__Exercise A__
Rewrite the text about Venezuela from "(VIDEO) Evo Morales: Chavez" to "to domestic newspapers.", replacing "computers" with "laptops".
__Exercise B__
Answer these questions from the text about Venezuela:
(i) Representatives of how many governments met in Caracas?
(ii) To what country did Chavez fly for emergency cancer surgery?
(iii) Under Article 234, for how long may the vice-president first replace a president who is temporarily unable to serve?
__Exercise C__
Decide whether each statement agrees with the text about Venezuela. Answer yes or no, and quote the words that decide it.
(i) The officers took computers from Medina's home on Sunday night.
(ii) Under Article 231, the president-elect normally takes the oath before the Supreme Court.
(iii) Federico Medina Ravell is the brother of a prominent opposition figure.

__Reading text__
Content starts

    Also you should look at the videos from today massive rallies 10’s of 10’s of thousands not just in caracas but all over the country and the representatives of 22 governments of Latin America and the Caribbean countries meet Thursday in a shared meeting Petrocaribe-ALBA, in Caracas, to reaffirm their support to Venezuelan president Hugo Chavez.

    The People at Miraflores in Defense of the Revolution, President Chavez & the Constitution!

    (VIDEO) Ortega: “The opposition is an instrument of empire and can not accept defeat

    (VIDEO) Evo Morales: Chavez came to lead with Fidel that struggle against inequality

  • Venezuelan intelligence officers have raided the home of a Twitter user suspected of spreading rumours about the health of Hugo Chávez.

    The alleged microblogger, Federico Medina Ravell is the cousin of a prominent opposition figure, prompting concerns that a long-simmering “information war” could be escalating as the government and its opponents try to fill the vacuum left by a leader who has not been seen or heard in public since he flew to Cuba for emergency cancer surgery a month ago.

    The team of Sebin (Bolivarian National Intelligence Service) officers confiscated several computers from Medina’s home in Valencia on Sunday night, according to domestic newspapers.

    Freedom of speech is now officially dead in Venezuela.

  • What is the current sentiment towards the obvious Cuban influences in Venezuelan affairs? Are Venezuelans generally pleased to have their government and military co-opted by Cuban advisors? At a very basic level, how do Venezuelans view the fact that there beloved president may very well die on Cuban soil (assuming he is still alive). Does Venezuelan pride and nationalism play a role in any of this? Can Cort Greene, an occasional commenter to HT, share his opinion if not other readers? As a American, I would be a little bent out of shape if my president chose to spend his last days in Israel. I would welcome any honest responses.

  • What is the purpose of this rally? Is it intended to intimidate the opposition?

    This is what the Venezuelan Constitution says:

    Article 231: The president-elect shall take office on 10 January… by taking an oath before the National Assembly. If for any reason, (they) cannot be sworn in before the National Assembly, they shall take the oath of office before the Supreme Court.

    Article 233: When an elected president becomes absolutely absent prior to inauguration (1), a new election… shall be held within 30 days… Pending (this), the president of the National Assembly will assume responsibility for the presidency of the Republic.

    Article 234: When the president is temporarily unable to serve (2), they shall be replaced by the… vice-president for a period of up to 90 days, which may be extended by resolution of the National Assembly for an additional 90 days.

    The point of law turns on those two key Articles: 233 & 234.
Content ends
__Extracted entries__
Content starts
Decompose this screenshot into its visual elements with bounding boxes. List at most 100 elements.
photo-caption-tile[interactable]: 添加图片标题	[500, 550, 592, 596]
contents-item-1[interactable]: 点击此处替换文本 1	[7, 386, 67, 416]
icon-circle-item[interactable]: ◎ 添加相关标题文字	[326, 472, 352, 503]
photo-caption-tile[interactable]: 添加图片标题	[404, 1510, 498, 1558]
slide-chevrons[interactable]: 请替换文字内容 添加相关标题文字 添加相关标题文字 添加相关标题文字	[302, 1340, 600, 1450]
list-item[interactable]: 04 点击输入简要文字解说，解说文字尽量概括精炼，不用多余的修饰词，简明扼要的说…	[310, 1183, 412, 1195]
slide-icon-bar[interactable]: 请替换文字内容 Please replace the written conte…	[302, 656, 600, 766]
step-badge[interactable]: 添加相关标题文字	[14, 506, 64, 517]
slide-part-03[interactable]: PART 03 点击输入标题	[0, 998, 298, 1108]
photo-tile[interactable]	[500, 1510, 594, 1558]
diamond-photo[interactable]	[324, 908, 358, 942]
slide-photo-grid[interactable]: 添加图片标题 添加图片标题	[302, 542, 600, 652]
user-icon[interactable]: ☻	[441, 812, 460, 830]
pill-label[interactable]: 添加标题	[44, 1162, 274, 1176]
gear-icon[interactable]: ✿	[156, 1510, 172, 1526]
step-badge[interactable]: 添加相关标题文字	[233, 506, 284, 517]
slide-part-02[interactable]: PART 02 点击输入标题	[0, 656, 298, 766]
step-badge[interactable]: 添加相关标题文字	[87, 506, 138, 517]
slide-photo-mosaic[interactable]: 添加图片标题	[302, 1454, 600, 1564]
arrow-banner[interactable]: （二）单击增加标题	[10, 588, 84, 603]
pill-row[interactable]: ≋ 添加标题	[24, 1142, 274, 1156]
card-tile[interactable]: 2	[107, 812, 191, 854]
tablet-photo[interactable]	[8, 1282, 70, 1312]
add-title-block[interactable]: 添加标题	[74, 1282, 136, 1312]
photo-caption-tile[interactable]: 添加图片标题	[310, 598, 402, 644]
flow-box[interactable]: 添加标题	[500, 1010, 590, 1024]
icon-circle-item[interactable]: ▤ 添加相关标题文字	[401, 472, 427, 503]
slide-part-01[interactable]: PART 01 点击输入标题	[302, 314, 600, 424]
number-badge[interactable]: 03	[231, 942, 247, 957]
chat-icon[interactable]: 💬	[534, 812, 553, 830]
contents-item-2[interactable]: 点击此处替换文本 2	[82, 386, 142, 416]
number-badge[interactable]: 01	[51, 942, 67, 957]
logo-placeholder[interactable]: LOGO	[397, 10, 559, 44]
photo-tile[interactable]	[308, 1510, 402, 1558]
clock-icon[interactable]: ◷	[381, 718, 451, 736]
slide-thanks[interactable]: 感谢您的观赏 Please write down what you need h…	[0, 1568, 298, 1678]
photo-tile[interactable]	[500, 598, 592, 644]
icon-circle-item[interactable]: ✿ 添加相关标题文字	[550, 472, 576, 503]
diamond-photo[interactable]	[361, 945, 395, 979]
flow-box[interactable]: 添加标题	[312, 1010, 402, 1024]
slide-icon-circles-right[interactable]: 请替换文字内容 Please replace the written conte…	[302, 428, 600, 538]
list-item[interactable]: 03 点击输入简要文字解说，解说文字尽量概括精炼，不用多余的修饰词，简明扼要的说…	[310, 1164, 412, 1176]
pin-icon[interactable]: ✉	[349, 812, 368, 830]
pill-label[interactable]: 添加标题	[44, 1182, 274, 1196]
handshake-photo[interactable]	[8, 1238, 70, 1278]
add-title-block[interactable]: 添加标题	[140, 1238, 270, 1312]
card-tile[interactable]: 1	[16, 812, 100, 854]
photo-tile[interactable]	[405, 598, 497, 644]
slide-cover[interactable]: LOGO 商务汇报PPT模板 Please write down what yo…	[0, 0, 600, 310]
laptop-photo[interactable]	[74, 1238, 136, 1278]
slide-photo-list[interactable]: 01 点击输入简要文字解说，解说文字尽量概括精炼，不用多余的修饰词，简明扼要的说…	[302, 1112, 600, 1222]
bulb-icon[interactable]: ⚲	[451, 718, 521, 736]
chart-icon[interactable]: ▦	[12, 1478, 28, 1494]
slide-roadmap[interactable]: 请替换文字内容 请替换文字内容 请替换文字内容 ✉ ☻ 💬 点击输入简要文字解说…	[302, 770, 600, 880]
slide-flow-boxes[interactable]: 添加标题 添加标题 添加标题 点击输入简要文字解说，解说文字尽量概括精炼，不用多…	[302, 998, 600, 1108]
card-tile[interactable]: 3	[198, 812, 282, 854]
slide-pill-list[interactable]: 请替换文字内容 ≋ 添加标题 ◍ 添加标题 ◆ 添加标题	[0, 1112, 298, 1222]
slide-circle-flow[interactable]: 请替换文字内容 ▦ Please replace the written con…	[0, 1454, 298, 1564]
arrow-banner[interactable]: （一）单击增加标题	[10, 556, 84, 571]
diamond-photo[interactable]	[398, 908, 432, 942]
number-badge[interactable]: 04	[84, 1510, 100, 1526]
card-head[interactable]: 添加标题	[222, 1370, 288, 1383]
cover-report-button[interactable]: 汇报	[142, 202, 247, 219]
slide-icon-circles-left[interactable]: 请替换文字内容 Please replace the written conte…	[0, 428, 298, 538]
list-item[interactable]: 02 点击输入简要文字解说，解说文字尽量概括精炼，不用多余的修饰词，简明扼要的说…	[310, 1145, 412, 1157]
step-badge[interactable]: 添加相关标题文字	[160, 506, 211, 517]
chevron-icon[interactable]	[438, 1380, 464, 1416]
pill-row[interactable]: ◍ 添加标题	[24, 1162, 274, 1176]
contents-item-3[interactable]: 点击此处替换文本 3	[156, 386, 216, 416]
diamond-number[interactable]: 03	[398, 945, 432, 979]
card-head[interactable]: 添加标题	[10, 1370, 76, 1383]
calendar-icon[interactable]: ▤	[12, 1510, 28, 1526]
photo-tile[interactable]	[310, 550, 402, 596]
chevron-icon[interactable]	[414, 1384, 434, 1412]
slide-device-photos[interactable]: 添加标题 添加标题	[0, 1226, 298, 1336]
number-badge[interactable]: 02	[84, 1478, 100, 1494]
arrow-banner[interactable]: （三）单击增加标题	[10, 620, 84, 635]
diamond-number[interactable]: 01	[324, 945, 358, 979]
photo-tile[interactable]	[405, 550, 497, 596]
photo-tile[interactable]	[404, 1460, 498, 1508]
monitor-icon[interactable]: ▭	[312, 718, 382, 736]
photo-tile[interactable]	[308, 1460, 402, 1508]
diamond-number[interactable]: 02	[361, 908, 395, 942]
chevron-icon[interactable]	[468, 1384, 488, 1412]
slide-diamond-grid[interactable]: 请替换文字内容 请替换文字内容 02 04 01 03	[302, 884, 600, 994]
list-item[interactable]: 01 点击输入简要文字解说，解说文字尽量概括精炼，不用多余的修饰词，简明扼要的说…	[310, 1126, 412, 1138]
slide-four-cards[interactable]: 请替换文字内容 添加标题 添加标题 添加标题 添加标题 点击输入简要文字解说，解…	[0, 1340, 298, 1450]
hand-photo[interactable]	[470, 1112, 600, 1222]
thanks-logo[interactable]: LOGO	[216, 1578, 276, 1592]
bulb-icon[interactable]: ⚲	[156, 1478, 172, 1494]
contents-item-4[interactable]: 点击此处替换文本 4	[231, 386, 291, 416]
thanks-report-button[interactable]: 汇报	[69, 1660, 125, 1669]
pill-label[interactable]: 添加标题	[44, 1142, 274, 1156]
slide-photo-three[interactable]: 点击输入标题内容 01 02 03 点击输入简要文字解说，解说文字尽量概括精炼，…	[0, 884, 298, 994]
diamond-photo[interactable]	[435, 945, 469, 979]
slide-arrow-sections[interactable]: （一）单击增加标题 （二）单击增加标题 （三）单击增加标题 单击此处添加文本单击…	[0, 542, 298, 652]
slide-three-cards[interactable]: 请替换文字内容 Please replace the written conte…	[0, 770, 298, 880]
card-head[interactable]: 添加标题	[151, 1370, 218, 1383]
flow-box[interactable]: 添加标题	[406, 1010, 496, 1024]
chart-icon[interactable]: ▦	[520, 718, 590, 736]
Content ends
__Expected output A__
(VIDEO) Evo Morales: Chavez came to lead with Fidel that struggle against inequality

  • Venezuelan intelligence officers have raided the home of a Twitter user suspected of spreading rumours about the health of Hugo Chávez.

    The alleged microblogger, Federico Medina Ravell is the cousin of a prominent opposition figure, prompting concerns that a long-simmering “information war” could be escalating as the government and its opponents try to fill the vacuum left by a leader who has not been seen or heard in public since he flew to Cuba for emergency cancer surgery a month ago.

    The team of Sebin (Bolivarian National Intelligence Service) officers confiscated several laptops from Medina’s home in Valencia on Sunday night, according to domestic newspapers.

__Expected output B__
(i) 22
(ii) Cuba
(iii) Up to 90 days

__Expected output C__
(i) Yes: "confiscated several computers from Medina’s home in Valencia on Sunday night"
(ii) No: "by taking an oath before the National Assembly"
(iii) No: "is the cousin of a prominent opposition figure"